▶ _The data_
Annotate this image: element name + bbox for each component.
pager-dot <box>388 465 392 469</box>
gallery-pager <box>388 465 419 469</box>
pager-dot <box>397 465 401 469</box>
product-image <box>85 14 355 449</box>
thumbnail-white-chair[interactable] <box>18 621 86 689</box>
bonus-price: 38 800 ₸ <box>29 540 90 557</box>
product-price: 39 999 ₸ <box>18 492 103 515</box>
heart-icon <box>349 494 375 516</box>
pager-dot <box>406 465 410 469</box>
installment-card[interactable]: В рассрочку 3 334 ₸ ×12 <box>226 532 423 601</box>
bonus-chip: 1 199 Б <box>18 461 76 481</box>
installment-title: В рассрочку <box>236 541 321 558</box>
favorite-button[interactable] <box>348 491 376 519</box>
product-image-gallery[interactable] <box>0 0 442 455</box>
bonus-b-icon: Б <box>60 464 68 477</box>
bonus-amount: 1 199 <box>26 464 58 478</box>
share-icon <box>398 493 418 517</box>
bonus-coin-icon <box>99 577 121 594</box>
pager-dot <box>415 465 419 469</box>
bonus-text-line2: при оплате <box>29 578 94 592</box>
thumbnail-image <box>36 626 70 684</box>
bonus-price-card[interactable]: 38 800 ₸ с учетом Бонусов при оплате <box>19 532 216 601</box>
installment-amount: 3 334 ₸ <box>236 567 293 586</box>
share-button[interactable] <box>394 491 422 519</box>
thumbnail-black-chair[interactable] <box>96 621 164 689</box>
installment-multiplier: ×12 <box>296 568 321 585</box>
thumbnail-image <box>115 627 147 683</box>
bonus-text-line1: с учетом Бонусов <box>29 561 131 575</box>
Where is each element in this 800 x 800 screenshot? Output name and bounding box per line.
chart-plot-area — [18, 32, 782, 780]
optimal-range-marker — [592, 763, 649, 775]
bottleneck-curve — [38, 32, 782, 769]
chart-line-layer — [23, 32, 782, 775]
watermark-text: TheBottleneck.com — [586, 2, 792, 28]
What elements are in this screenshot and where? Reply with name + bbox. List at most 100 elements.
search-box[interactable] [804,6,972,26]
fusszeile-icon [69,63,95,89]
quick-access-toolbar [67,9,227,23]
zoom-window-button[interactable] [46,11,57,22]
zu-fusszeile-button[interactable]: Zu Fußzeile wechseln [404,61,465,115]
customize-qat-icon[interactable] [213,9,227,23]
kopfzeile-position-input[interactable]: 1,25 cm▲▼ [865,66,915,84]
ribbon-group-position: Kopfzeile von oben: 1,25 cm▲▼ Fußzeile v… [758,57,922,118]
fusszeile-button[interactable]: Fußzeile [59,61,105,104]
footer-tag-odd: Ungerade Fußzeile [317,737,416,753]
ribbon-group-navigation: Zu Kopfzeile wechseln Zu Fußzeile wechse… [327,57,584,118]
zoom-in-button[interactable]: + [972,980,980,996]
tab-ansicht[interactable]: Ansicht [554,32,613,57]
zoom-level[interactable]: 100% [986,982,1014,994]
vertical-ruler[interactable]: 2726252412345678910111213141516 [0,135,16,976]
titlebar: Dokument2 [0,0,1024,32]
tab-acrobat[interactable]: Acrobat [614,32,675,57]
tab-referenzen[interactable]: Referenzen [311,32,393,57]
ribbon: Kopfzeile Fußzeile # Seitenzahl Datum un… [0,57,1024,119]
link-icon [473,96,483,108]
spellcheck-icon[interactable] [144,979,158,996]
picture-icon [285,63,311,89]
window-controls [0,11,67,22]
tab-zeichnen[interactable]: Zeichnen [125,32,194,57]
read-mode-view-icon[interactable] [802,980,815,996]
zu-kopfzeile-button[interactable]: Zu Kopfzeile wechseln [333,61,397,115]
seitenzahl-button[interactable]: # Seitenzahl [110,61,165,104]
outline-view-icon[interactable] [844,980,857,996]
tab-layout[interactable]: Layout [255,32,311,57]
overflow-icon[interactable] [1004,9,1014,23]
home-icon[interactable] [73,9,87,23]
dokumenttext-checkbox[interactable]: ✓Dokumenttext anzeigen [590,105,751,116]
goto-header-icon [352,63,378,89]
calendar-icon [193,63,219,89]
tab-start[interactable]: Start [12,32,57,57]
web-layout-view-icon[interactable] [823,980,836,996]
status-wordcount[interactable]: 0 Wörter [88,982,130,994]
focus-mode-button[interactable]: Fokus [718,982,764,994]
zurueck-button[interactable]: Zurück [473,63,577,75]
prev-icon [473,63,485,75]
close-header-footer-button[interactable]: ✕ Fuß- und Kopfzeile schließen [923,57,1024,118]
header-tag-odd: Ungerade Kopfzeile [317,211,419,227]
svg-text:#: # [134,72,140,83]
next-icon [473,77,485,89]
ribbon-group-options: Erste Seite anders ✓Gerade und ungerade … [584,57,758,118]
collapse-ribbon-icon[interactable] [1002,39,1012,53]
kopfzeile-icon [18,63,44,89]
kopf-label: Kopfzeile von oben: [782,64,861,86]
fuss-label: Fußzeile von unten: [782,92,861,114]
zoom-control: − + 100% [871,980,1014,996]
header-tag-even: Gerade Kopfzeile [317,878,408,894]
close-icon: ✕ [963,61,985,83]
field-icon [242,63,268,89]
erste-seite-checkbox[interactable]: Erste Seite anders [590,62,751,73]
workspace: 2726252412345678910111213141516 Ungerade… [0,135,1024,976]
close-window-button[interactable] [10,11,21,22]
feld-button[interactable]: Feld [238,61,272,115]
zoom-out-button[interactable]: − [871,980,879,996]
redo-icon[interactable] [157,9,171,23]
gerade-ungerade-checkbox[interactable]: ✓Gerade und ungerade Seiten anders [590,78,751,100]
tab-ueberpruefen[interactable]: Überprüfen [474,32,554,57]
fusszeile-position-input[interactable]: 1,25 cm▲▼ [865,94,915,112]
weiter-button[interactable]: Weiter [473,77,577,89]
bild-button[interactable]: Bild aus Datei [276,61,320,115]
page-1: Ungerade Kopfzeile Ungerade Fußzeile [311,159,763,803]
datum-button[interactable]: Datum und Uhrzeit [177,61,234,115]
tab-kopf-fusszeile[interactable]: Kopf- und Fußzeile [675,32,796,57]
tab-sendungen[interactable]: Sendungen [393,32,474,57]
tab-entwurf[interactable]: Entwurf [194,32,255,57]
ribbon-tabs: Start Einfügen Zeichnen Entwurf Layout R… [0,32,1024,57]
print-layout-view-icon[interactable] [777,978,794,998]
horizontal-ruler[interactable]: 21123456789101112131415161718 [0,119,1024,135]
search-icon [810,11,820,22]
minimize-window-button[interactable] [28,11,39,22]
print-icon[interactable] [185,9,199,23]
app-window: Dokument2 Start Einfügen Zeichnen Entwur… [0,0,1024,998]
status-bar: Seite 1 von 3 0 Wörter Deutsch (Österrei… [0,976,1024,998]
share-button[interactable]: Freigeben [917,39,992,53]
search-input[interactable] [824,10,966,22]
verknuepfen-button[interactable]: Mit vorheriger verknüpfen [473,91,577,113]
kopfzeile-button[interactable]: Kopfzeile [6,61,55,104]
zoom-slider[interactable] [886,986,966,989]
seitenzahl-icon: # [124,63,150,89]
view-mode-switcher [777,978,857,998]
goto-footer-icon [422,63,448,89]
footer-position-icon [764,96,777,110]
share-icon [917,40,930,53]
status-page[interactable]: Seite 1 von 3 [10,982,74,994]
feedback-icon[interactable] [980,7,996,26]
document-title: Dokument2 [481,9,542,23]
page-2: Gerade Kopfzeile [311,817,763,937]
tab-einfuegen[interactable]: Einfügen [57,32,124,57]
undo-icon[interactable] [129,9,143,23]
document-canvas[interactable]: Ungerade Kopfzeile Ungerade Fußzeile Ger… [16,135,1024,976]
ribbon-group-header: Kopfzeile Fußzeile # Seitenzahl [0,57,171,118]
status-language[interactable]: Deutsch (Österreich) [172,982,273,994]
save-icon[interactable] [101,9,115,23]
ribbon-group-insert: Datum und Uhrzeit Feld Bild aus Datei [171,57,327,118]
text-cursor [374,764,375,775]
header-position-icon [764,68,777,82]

▶ _Task brief_
Convert the listing into a Markdown table, starting at its first line and ending at the line that contains "favorite-button[interactable] <box>348 491", including both of those lines. Use the columns Row and Listing line, and omit any blank lines.

▶ _Task response_
| Row | Listing line |
|---|---|
| 1 | Annotate this image: element name + bbox for each component. |
| 2 | pager-dot <box>388 465 392 469</box> |
| 3 | gallery-pager <box>388 465 419 469</box> |
| 4 | pager-dot <box>397 465 401 469</box> |
| 5 | product-image <box>85 14 355 449</box> |
| 6 | thumbnail-white-chair[interactable] <box>18 621 86 689</box> |
| 7 | bonus-price: 38 800 ₸ <box>29 540 90 557</box> |
| 8 | product-price: 39 999 ₸ <box>18 492 103 515</box> |
| 9 | heart-icon <box>349 494 375 516</box> |
| 10 | pager-dot <box>406 465 410 469</box> |
| 11 | installment-card[interactable]: В рассрочку 3 334 ₸ ×12 <box>226 532 423 601</box> |
| 12 | bonus-chip: 1 199 Б <box>18 461 76 481</box> |
| 13 | installment-title: В рассрочку <box>236 541 321 558</box> |
| 14 | favorite-button[interactable] <box>348 491 376 519</box> |